* Task details *
Locate all lines with the word "credit" and copy them out.

* Records for the task *
##########
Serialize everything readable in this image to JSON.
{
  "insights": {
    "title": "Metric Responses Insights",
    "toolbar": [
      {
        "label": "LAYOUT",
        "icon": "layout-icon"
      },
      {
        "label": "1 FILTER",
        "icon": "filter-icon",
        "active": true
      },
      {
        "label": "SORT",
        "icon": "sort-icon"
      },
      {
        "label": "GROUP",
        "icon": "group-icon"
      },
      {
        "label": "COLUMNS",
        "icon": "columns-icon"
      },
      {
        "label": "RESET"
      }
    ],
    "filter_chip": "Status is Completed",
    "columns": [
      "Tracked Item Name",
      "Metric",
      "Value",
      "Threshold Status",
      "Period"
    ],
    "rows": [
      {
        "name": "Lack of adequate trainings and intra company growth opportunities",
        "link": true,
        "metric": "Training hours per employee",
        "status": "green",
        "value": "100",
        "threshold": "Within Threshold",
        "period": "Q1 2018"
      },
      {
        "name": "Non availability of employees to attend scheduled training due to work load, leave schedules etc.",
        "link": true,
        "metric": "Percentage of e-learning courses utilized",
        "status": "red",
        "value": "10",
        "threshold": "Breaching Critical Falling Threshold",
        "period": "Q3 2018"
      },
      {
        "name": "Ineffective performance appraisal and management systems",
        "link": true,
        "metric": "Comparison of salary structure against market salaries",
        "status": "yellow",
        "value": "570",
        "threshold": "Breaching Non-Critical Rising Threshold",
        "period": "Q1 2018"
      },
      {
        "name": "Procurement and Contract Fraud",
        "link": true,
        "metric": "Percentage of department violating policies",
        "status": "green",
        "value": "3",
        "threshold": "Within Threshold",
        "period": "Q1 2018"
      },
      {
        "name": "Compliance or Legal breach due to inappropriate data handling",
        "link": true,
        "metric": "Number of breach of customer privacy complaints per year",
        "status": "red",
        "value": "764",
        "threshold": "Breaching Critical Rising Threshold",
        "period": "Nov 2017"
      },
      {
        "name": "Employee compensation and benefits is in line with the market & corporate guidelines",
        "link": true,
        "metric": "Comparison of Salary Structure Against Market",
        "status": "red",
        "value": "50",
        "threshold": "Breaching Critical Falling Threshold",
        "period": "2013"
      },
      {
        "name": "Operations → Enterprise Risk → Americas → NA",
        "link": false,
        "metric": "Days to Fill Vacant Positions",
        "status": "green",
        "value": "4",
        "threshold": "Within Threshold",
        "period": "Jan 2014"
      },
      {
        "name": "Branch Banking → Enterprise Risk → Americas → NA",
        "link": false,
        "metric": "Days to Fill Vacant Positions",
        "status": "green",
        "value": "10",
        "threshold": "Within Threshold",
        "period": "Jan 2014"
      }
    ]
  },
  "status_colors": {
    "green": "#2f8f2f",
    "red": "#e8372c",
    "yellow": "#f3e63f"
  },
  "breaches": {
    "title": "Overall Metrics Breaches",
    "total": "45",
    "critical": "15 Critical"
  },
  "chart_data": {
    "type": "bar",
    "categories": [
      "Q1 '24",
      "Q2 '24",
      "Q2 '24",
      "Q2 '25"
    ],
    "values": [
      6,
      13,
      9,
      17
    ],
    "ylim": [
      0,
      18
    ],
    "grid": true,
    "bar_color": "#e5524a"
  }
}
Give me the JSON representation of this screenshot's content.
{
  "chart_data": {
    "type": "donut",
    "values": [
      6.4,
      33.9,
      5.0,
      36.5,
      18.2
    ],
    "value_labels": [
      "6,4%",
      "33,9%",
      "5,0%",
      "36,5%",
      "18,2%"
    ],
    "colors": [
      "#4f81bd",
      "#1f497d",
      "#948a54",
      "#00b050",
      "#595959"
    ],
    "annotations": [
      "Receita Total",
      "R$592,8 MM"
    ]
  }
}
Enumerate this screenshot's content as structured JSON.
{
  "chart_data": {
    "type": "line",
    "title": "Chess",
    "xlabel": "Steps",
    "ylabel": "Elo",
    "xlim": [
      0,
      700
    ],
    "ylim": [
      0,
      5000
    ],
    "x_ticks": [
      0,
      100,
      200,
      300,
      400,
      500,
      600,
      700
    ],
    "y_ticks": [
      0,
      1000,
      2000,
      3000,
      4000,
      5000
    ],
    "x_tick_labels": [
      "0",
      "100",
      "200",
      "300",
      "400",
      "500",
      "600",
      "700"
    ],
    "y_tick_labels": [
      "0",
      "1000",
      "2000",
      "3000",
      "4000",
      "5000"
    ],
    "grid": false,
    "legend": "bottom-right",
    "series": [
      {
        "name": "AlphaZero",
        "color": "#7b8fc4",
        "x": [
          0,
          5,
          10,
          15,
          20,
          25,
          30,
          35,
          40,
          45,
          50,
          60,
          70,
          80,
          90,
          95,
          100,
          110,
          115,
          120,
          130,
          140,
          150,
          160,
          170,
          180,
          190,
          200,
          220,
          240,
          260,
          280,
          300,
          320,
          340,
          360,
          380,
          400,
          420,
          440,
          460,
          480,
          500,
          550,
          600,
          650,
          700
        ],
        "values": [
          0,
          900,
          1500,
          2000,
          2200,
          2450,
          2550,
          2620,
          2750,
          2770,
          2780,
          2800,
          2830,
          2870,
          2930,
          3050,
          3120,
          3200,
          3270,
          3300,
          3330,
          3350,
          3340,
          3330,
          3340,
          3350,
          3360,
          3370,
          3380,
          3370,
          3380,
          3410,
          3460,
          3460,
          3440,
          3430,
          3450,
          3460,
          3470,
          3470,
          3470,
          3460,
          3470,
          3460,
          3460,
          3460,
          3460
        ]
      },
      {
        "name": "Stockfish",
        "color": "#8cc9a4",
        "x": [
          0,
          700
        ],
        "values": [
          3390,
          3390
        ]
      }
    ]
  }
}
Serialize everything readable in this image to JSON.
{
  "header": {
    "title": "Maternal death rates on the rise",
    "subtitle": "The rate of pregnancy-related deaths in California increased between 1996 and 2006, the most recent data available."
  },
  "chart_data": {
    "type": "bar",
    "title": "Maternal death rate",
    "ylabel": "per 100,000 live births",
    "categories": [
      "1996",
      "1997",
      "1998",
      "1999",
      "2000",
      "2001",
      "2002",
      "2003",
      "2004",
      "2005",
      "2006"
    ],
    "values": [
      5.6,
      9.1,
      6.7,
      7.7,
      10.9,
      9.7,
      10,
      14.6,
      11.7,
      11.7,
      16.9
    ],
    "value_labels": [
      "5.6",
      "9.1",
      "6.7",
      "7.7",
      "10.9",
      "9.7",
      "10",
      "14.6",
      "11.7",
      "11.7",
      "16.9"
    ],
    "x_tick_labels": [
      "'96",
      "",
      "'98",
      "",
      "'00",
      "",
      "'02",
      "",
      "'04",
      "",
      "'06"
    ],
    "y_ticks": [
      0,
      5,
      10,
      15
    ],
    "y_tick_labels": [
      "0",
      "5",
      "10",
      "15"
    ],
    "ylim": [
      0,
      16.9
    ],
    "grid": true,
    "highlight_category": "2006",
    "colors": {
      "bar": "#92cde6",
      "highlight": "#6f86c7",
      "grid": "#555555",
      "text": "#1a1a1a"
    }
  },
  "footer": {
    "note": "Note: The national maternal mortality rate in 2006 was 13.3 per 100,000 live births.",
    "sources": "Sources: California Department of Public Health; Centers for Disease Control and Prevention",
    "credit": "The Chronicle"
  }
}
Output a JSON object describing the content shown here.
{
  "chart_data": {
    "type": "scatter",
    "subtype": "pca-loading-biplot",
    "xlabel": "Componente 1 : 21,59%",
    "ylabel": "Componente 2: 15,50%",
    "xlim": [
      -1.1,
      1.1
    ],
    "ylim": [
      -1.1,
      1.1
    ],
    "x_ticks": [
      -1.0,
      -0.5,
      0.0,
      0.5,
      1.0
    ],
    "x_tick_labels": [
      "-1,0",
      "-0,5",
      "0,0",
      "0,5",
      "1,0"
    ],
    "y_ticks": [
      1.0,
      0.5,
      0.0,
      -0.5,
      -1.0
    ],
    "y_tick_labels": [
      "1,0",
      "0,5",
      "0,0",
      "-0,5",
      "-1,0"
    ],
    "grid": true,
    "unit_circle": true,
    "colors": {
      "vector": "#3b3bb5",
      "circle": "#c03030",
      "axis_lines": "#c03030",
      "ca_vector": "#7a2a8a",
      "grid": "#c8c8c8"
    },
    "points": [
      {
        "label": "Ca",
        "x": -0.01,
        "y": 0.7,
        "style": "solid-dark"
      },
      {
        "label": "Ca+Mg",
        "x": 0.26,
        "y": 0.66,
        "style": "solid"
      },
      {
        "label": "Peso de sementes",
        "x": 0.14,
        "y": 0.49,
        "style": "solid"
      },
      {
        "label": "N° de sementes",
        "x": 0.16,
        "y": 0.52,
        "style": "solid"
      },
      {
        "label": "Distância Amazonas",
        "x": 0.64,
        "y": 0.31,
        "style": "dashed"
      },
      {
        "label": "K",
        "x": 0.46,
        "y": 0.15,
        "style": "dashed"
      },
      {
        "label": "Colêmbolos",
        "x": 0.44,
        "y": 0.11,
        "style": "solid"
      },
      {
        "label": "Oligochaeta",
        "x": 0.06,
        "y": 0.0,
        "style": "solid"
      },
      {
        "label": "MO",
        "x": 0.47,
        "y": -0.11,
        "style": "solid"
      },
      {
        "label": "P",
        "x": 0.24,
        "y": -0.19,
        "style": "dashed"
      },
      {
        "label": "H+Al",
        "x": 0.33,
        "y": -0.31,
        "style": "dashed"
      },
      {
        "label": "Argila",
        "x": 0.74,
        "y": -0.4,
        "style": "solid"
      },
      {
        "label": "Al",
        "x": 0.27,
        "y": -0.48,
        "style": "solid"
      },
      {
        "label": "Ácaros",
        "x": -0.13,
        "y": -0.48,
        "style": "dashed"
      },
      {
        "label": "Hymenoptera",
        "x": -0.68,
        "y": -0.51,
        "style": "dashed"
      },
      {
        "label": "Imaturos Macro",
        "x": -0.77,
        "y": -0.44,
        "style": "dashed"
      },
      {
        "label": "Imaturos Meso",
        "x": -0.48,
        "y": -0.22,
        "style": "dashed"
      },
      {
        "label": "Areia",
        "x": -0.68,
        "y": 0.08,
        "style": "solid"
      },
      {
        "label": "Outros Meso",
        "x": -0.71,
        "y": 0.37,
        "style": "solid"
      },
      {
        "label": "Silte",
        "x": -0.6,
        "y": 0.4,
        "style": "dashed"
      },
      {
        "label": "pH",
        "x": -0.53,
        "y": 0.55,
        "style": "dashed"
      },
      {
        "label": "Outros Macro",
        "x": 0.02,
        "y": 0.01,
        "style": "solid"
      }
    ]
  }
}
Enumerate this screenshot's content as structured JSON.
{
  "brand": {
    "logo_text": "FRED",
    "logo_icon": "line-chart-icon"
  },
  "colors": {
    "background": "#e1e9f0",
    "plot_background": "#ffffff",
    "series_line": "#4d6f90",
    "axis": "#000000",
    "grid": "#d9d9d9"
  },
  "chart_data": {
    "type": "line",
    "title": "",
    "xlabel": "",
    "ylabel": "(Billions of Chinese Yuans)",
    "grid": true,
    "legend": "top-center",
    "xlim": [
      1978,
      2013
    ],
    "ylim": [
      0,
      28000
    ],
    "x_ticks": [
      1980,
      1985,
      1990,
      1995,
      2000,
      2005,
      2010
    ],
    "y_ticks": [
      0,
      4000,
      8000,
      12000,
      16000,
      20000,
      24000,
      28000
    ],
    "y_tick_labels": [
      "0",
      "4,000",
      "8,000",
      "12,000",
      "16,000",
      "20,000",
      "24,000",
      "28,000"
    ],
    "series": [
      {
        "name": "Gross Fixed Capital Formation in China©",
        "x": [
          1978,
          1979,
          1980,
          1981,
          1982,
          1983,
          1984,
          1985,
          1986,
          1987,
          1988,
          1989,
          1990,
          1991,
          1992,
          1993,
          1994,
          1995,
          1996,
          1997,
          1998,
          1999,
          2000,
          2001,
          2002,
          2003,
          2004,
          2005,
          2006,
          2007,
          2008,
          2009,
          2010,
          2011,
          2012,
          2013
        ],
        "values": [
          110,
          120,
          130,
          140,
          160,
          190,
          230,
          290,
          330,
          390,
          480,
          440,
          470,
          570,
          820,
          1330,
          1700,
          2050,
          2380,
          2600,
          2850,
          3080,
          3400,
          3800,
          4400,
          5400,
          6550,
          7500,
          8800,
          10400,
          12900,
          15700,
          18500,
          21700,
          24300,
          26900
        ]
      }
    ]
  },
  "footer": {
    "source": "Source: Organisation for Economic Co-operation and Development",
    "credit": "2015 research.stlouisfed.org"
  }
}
##########
* Solution to this problem *
    "credit": "The Chronicle"
    "credit": "2015 research.stlouisfed.org"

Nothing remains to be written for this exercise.